◆ EXERCISE REQUIREMENTS
Exclude the pictures, then repeat the remaining data exactly.

◆ Saved data entries
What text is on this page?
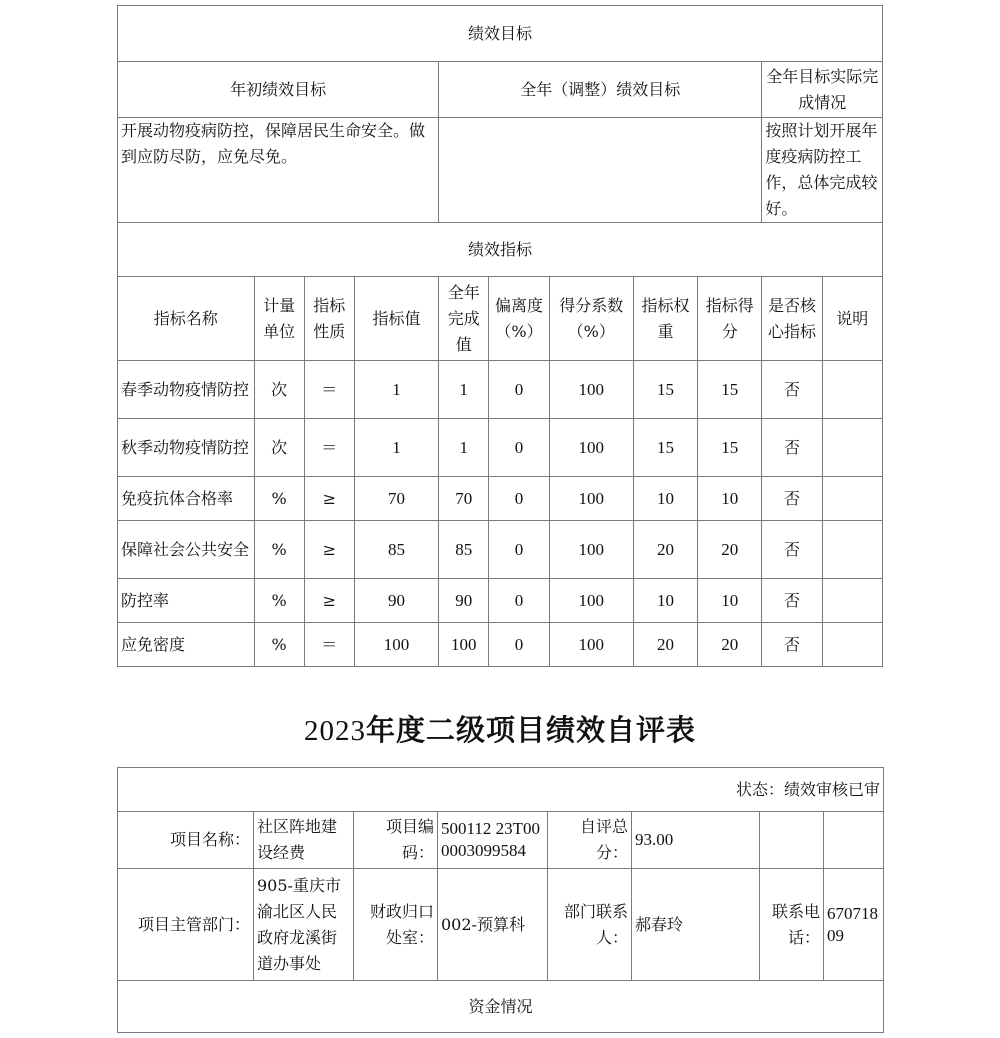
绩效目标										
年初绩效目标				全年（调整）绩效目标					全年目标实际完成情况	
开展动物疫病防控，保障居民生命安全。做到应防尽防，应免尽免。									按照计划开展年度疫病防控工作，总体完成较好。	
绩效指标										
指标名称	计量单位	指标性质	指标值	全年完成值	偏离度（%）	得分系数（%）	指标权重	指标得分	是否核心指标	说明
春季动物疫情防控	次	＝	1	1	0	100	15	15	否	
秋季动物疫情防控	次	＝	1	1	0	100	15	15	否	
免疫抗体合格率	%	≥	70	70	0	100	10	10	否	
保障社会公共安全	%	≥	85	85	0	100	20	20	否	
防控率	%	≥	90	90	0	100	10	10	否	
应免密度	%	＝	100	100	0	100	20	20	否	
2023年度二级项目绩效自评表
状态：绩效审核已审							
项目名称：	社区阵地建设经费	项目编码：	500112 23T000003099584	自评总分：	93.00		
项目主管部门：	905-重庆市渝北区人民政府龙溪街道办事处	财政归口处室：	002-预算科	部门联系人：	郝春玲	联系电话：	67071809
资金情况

◆ TASK RESULT
What text is on this page?
绩效目标										
年初绩效目标				全年（调整）绩效目标					全年目标实际完成情况	
开展动物疫病防控，保障居民生命安全。做到应防尽防，应免尽免。									按照计划开展年度疫病防控工作，总体完成较好。	
绩效指标										
指标名称	计量单位	指标性质	指标值	全年完成值	偏离度（%）	得分系数（%）	指标权重	指标得分	是否核心指标	说明
春季动物疫情防控	次	＝	1	1	0	100	15	15	否	
秋季动物疫情防控	次	＝	1	1	0	100	15	15	否	
免疫抗体合格率	%	≥	70	70	0	100	10	10	否	
保障社会公共安全	%	≥	85	85	0	100	20	20	否	
防控率	%	≥	90	90	0	100	10	10	否	
应免密度	%	＝	100	100	0	100	20	20	否	
2023年度二级项目绩效自评表
状态：绩效审核已审							
项目名称：	社区阵地建设经费	项目编码：	500112 23T000003099584	自评总分：	93.00		
项目主管部门：	905-重庆市渝北区人民政府龙溪街道办事处	财政归口处室：	002-预算科	部门联系人：	郝春玲	联系电话：	67071809
资金情况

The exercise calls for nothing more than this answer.